- Required task -
Search the material below for the word "relative". Copy every line that has it.

- Supplied material -
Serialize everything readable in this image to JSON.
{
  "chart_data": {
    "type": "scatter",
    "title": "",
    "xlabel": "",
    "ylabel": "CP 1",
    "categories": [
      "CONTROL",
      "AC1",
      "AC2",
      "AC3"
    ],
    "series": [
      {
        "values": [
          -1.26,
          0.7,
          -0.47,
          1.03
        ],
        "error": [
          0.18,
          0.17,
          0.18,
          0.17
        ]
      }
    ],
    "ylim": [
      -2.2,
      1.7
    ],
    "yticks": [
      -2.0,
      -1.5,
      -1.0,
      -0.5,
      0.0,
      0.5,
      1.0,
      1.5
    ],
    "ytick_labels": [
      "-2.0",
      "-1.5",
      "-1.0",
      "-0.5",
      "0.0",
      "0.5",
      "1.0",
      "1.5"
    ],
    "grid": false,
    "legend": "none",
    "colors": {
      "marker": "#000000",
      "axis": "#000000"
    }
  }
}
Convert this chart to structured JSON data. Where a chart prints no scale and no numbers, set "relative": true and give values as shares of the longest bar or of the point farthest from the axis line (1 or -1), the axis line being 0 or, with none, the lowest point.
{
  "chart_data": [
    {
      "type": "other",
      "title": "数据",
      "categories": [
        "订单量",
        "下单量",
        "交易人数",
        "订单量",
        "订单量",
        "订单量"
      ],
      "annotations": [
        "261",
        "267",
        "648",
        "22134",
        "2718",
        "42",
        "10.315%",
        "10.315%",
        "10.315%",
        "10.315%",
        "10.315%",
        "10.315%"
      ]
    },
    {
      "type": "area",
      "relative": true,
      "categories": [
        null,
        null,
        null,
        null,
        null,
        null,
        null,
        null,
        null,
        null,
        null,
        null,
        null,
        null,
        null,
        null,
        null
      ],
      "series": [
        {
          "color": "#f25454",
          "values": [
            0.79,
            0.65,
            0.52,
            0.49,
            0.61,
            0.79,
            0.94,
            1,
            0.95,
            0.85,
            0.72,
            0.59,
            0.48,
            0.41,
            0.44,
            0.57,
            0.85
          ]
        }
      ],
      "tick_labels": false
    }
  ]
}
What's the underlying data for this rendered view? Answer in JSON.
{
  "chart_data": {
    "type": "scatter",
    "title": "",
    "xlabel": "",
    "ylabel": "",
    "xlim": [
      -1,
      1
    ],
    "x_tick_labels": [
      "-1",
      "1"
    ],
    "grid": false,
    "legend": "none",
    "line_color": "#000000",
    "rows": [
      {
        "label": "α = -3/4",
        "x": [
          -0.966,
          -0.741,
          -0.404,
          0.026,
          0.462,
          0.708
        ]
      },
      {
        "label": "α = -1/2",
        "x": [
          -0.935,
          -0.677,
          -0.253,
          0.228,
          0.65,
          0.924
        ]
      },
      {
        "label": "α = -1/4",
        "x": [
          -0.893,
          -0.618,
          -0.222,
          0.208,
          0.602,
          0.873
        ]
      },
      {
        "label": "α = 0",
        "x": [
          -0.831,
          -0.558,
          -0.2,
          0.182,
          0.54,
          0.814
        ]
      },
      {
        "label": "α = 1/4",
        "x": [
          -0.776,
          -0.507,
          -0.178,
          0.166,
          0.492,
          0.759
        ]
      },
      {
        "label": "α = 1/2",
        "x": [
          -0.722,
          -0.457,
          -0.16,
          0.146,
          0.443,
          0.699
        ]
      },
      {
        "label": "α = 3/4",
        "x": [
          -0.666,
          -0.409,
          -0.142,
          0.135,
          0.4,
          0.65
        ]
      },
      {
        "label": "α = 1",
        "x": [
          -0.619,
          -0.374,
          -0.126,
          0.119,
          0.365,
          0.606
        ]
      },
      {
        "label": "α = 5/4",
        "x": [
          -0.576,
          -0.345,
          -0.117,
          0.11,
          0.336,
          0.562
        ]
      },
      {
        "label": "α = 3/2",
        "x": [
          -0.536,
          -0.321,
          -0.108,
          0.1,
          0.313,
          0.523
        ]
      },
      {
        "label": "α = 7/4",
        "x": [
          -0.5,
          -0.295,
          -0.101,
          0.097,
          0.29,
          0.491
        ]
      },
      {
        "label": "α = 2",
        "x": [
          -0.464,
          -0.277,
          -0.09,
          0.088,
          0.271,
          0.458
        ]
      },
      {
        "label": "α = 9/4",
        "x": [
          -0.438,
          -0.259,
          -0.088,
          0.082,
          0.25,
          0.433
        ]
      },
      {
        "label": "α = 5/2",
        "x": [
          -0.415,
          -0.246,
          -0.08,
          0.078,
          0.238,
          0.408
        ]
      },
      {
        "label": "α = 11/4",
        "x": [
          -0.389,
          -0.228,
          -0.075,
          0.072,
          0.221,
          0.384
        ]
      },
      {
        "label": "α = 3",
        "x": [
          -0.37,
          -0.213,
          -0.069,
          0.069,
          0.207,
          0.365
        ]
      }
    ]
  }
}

- Task solution -
Convert this chart to structured JSON data. Where a chart prints no scale and no numbers, set "relative": true and give values as shares of the longest bar or of the point farthest from the axis line (1 or -1), the axis line being 0 or, with none, the lowest point.
      "relative": true,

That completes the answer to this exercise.